→ Aim of the exercise:
Look through the records below, and copy out every line that holds the string "CERTAIN".
Data for this exercise section start
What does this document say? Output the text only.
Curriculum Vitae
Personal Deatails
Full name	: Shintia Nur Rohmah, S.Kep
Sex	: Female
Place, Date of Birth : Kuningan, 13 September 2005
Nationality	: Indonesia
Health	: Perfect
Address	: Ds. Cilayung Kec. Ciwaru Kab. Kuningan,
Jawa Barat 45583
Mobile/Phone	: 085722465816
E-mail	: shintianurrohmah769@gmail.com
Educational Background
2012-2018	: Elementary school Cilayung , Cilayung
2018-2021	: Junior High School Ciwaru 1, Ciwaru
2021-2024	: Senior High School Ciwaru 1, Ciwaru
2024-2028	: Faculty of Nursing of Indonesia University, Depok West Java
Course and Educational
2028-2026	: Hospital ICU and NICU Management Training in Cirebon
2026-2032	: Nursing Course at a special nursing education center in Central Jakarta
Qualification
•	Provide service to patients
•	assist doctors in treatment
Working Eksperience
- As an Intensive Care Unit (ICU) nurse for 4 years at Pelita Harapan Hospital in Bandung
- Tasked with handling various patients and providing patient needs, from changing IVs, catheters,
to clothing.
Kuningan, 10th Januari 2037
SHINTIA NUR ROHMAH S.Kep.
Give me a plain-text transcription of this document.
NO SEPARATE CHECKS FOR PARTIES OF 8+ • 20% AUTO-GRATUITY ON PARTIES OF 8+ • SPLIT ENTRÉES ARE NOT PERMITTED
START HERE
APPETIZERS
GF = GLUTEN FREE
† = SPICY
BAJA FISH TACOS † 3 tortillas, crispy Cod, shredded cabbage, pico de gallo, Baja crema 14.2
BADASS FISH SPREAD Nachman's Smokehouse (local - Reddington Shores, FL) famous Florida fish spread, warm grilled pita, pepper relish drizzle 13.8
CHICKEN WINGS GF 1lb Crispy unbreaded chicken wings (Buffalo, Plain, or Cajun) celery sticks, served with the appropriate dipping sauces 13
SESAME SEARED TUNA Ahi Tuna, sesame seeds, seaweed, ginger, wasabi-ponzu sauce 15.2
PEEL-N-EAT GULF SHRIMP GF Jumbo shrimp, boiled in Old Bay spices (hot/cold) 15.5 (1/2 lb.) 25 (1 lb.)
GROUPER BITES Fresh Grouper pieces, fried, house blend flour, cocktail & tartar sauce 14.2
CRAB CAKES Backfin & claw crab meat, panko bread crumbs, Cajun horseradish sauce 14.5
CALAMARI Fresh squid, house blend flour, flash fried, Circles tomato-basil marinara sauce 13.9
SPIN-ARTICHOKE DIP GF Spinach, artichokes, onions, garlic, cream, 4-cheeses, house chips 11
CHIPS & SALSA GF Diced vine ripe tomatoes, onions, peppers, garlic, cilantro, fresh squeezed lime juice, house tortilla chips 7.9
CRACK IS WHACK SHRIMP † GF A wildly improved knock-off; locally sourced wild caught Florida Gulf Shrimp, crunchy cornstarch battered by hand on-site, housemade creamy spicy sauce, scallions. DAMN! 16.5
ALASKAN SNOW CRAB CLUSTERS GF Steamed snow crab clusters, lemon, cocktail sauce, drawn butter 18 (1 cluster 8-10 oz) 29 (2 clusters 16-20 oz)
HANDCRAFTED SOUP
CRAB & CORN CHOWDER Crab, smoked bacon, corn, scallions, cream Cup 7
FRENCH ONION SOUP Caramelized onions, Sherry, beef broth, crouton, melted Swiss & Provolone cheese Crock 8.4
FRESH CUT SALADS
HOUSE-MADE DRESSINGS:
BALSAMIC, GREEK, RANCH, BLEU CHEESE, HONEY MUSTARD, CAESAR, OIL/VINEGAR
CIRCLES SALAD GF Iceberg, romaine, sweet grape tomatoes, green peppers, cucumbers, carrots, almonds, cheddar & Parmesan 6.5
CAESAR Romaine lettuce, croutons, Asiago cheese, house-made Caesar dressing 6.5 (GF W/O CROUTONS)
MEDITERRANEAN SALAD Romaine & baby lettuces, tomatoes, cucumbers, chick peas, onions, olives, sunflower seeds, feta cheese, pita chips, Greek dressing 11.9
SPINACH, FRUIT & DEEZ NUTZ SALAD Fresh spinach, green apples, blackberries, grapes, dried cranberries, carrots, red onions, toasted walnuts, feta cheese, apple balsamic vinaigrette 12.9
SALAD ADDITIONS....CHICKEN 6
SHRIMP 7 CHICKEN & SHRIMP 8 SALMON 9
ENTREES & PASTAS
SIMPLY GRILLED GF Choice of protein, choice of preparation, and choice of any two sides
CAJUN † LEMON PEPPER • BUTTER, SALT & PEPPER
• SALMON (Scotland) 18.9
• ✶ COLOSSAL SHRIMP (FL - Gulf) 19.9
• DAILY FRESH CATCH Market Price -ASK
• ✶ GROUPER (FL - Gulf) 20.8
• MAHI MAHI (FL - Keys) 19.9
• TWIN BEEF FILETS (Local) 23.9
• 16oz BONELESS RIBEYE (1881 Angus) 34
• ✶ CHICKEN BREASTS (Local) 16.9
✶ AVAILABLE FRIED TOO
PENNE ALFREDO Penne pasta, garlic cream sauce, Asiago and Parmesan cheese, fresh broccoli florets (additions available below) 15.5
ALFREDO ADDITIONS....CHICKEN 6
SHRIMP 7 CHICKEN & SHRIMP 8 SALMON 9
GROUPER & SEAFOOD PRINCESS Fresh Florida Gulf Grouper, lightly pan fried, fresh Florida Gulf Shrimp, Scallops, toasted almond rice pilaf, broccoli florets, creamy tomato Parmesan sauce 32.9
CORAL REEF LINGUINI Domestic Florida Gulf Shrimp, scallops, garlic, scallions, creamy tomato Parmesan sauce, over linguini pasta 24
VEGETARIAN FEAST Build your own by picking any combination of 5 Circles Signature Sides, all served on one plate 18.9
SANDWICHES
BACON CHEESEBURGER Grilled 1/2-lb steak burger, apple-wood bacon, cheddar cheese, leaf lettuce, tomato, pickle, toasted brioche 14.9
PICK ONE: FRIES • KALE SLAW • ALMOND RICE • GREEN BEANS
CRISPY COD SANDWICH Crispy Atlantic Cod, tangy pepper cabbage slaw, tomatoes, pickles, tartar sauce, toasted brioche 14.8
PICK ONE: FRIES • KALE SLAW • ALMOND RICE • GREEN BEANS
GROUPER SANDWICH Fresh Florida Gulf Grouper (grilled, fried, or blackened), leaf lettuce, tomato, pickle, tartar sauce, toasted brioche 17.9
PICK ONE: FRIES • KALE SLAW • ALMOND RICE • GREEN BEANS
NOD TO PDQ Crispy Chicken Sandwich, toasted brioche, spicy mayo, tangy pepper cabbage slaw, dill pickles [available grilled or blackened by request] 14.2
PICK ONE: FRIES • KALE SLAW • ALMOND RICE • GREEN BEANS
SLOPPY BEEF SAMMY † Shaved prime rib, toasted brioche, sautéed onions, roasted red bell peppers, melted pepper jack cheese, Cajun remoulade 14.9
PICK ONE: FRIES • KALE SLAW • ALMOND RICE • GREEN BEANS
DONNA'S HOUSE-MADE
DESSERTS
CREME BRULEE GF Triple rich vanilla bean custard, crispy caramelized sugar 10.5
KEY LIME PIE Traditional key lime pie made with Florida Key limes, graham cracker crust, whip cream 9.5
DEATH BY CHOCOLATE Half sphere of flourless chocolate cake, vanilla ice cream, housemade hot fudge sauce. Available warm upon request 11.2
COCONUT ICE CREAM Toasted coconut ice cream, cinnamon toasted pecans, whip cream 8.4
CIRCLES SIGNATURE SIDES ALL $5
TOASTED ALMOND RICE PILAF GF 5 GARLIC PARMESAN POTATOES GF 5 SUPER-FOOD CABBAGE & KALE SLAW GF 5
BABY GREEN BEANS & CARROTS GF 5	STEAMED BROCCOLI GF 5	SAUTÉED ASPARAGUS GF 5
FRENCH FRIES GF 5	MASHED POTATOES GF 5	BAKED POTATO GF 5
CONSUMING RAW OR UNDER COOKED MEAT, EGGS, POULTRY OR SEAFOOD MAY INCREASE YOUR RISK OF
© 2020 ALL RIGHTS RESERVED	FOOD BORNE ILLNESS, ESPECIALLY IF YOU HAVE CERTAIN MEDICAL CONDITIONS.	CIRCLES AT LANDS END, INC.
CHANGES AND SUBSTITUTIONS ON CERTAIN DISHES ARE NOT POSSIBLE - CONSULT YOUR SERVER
Data for this exercise section end
Data for this exercise section start
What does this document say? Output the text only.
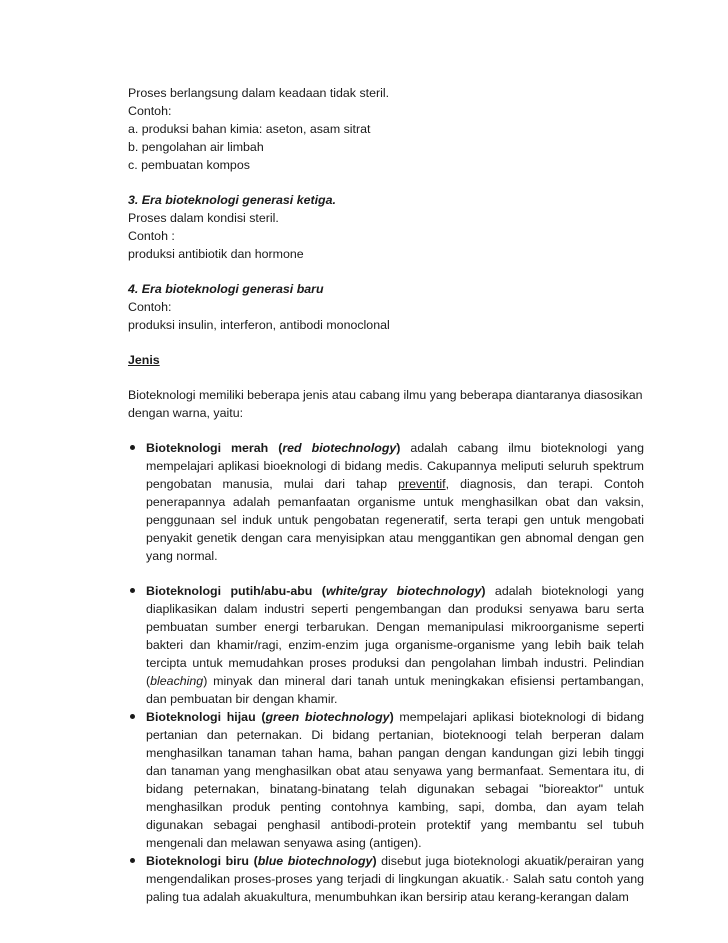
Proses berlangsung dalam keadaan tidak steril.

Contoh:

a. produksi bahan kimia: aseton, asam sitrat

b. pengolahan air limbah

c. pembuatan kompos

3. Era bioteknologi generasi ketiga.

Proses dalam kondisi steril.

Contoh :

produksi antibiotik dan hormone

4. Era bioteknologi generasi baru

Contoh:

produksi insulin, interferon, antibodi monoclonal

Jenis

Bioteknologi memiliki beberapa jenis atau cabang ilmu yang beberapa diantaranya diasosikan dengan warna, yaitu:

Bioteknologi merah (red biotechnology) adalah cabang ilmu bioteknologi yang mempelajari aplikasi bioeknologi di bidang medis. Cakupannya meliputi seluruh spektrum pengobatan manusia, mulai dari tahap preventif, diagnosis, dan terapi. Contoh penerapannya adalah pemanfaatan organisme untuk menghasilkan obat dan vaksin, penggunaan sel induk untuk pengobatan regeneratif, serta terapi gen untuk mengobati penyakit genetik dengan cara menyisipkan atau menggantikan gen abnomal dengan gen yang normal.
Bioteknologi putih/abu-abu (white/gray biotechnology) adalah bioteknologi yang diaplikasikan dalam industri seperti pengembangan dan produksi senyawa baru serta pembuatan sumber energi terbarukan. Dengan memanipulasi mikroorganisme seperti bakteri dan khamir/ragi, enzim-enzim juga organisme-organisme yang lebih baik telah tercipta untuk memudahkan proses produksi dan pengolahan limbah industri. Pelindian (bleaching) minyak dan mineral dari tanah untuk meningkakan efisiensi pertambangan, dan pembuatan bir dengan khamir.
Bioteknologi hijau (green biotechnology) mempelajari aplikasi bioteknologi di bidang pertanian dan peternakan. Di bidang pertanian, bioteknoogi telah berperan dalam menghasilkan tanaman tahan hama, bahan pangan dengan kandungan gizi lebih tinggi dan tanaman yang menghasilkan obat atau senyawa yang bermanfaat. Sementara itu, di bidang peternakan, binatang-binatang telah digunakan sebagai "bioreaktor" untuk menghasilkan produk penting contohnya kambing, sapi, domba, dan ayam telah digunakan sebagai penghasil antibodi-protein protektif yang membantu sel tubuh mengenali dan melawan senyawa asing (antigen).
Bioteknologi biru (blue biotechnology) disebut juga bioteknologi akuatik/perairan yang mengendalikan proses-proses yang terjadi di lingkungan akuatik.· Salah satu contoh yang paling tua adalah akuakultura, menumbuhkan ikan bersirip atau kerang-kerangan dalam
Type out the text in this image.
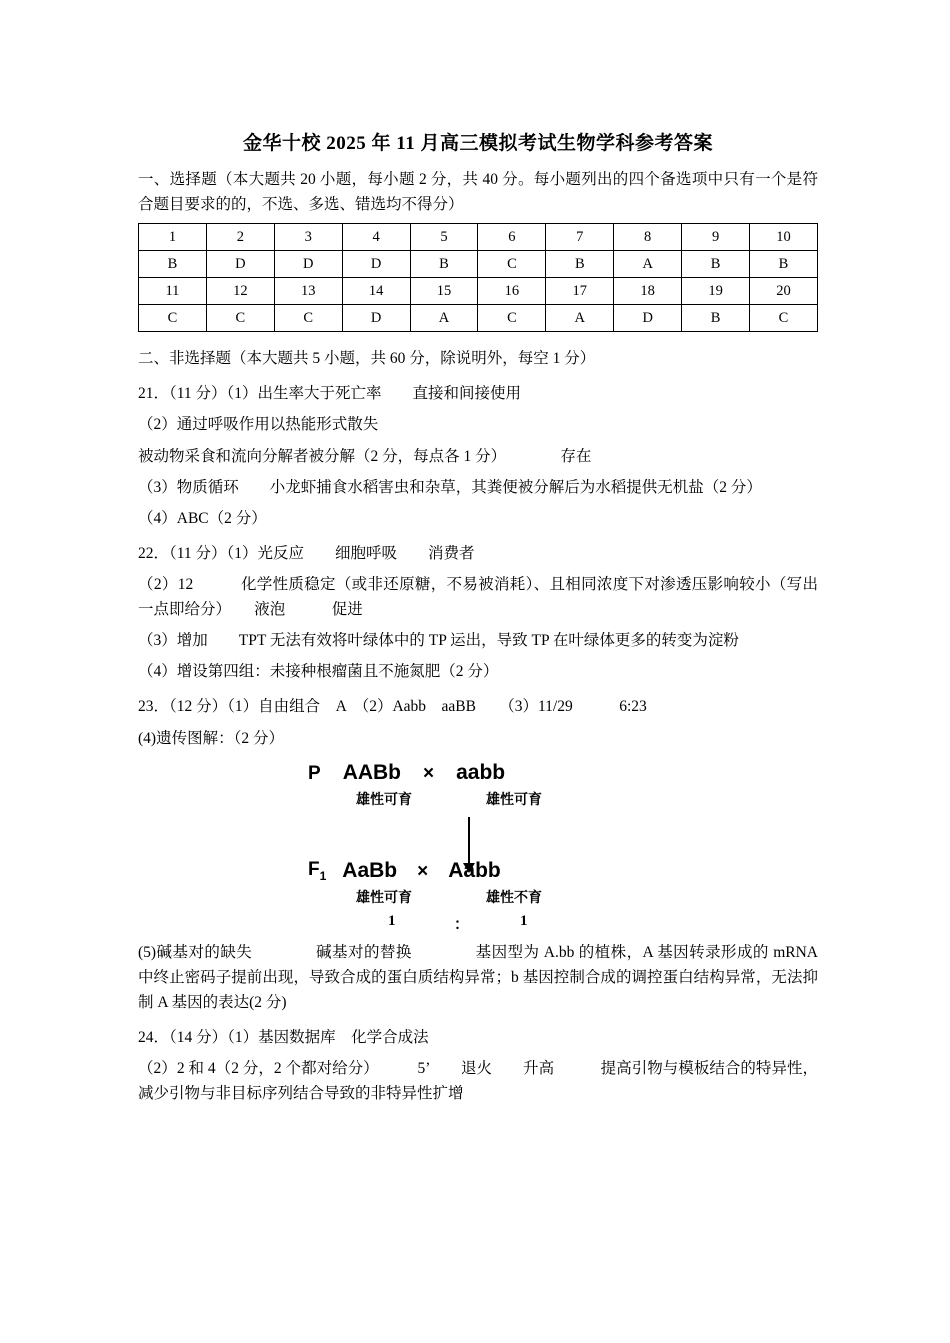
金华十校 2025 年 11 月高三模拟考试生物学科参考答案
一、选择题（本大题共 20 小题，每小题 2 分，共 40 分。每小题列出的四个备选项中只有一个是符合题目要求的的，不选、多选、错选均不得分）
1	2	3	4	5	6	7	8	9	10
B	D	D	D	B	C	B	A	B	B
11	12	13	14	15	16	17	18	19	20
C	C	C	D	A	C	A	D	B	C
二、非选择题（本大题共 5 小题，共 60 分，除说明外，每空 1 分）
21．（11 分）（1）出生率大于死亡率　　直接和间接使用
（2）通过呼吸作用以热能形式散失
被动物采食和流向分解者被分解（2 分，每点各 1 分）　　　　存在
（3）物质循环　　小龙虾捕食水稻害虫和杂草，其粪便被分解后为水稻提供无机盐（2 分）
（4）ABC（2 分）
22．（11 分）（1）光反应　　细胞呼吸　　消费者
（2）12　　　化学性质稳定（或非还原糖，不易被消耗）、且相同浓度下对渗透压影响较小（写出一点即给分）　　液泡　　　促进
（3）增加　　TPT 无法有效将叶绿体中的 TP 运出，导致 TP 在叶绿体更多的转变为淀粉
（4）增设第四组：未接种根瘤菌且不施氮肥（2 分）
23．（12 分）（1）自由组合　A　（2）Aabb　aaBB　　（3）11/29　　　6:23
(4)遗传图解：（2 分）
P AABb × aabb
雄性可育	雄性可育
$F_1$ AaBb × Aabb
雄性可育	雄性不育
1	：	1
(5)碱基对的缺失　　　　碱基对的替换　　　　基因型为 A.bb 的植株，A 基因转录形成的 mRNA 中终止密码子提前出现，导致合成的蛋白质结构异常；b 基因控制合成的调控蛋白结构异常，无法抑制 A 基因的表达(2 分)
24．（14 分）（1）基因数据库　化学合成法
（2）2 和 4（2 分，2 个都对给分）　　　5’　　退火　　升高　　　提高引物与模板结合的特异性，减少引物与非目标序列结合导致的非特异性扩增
Data for this exercise section end
→ Exercise output:
© 2020 ALL RIGHTS RESERVED	FOOD BORNE ILLNESS, ESPECIALLY IF YOU HAVE CERTAIN MEDICAL CONDITIONS.	CIRCLES AT LANDS END, INC.
CHANGES AND SUBSTITUTIONS ON CERTAIN DISHES ARE NOT POSSIBLE - CONSULT YOUR SERVER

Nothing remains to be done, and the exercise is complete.